◆ **Task goal**
Every line must be returned precisely as it is written.

━━ Records supplied

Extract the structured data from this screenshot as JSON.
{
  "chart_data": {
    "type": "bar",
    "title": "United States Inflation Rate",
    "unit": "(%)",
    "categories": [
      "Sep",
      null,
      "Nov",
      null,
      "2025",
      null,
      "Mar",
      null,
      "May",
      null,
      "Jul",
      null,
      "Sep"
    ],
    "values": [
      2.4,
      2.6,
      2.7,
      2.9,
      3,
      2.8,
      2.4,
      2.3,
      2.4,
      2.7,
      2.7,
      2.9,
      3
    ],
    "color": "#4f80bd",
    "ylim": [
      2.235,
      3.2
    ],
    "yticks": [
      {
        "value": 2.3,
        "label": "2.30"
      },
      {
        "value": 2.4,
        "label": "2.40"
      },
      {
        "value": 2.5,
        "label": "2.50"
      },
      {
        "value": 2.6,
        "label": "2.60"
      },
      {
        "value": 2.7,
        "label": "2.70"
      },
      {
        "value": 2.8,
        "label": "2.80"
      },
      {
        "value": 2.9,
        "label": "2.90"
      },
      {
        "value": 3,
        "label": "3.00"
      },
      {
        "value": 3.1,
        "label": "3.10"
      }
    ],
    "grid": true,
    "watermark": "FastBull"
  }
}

━━━━

◆ **Completed task**
Extract the structured data from this screenshot as JSON.
{
  "chart_data": {
    "type": "bar",
    "title": "United States Inflation Rate",
    "unit": "(%)",
    "categories": [
      "Sep",
      null,
      "Nov",
      null,
      "2025",
      null,
      "Mar",
      null,
      "May",
      null,
      "Jul",
      null,
      "Sep"
    ],
    "values": [
      2.4,
      2.6,
      2.7,
      2.9,
      3,
      2.8,
      2.4,
      2.3,
      2.4,
      2.7,
      2.7,
      2.9,
      3
    ],
    "color": "#4f80bd",
    "ylim": [
      2.235,
      3.2
    ],
    "yticks": [
      {
        "value": 2.3,
        "label": "2.30"
      },
      {
        "value": 2.4,
        "label": "2.40"
      },
      {
        "value": 2.5,
        "label": "2.50"
      },
      {
        "value": 2.6,
        "label": "2.60"
      },
      {
        "value": 2.7,
        "label": "2.70"
      },
      {
        "value": 2.8,
        "label": "2.80"
      },
      {
        "value": 2.9,
        "label": "2.90"
      },
      {
        "value": 3,
        "label": "3.00"
      },
      {
        "value": 3.1,
        "label": "3.10"
      }
    ],
    "grid": true,
    "watermark": "FastBull"
  }
}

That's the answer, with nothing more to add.